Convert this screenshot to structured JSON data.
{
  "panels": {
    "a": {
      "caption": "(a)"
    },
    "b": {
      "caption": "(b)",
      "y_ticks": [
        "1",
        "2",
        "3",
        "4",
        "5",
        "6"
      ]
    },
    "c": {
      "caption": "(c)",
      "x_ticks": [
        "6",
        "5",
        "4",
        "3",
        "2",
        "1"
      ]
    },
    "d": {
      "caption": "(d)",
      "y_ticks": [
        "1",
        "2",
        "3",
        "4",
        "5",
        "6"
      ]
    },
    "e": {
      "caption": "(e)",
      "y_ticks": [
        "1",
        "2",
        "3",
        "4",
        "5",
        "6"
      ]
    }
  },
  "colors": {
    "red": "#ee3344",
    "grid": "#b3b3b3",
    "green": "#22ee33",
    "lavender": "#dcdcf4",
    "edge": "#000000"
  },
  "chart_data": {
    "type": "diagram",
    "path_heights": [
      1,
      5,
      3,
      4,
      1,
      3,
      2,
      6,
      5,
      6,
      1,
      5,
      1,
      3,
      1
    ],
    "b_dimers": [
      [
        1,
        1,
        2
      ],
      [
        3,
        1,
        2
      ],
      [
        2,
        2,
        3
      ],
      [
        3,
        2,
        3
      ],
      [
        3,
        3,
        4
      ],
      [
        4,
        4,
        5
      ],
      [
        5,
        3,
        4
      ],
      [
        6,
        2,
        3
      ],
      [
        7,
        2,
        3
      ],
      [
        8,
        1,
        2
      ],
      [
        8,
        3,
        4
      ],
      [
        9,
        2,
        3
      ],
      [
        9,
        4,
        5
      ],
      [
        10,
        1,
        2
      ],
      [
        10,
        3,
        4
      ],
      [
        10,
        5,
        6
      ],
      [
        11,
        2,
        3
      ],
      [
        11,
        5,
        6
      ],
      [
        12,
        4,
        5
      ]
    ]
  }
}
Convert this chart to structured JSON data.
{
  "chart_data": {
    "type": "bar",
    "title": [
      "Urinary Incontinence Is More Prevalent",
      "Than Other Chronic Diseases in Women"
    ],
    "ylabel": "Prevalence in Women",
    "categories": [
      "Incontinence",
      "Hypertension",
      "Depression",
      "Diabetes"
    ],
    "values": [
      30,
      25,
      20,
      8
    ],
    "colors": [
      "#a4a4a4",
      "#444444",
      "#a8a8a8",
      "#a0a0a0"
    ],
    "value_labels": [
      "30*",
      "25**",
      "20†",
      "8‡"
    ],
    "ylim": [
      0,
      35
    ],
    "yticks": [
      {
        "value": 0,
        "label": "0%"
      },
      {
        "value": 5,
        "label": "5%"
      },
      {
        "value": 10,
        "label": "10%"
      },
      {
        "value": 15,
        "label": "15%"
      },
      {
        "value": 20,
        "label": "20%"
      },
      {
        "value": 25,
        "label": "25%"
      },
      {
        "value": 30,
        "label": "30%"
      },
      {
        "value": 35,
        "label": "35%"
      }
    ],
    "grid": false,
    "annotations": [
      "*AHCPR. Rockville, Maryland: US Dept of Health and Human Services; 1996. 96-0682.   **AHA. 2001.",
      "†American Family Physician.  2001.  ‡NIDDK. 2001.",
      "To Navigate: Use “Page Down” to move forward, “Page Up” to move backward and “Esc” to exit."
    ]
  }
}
○ ○ ○ ○ ○
**What is required**
Repeat the lines from the one containing "Convert this chart to structured JSON data." through the end of the listing, exactly and without any other lines; both ends are included.

**Response**
Convert this chart to structured JSON data.
{
  "chart_data": {
    "type": "bar",
    "title": [
      "Urinary Incontinence Is More Prevalent",
      "Than Other Chronic Diseases in Women"
    ],
    "ylabel": "Prevalence in Women",
    "categories": [
      "Incontinence",
      "Hypertension",
      "Depression",
      "Diabetes"
    ],
    "values": [
      30,
      25,
      20,
      8
    ],
    "colors": [
      "#a4a4a4",
      "#444444",
      "#a8a8a8",
      "#a0a0a0"
    ],
    "value_labels": [
      "30*",
      "25**",
      "20†",
      "8‡"
    ],
    "ylim": [
      0,
      35
    ],
    "yticks": [
      {
        "value": 0,
        "label": "0%"
      },
      {
        "value": 5,
        "label": "5%"
      },
      {
        "value": 10,
        "label": "10%"
      },
      {
        "value": 15,
        "label": "15%"
      },
      {
        "value": 20,
        "label": "20%"
      },
      {
        "value": 25,
        "label": "25%"
      },
      {
        "value": 30,
        "label": "30%"
      },
      {
        "value": 35,
        "label": "35%"
      }
    ],
    "grid": false,
    "annotations": [
      "*AHCPR. Rockville, Maryland: US Dept of Health and Human Services; 1996. 96-0682.   **AHA. 2001.",
      "†American Family Physician.  2001.  ‡NIDDK. 2001.",
      "To Navigate: Use “Page Down” to move forward, “Page Up” to move backward and “Esc” to exit."
    ]
  }
}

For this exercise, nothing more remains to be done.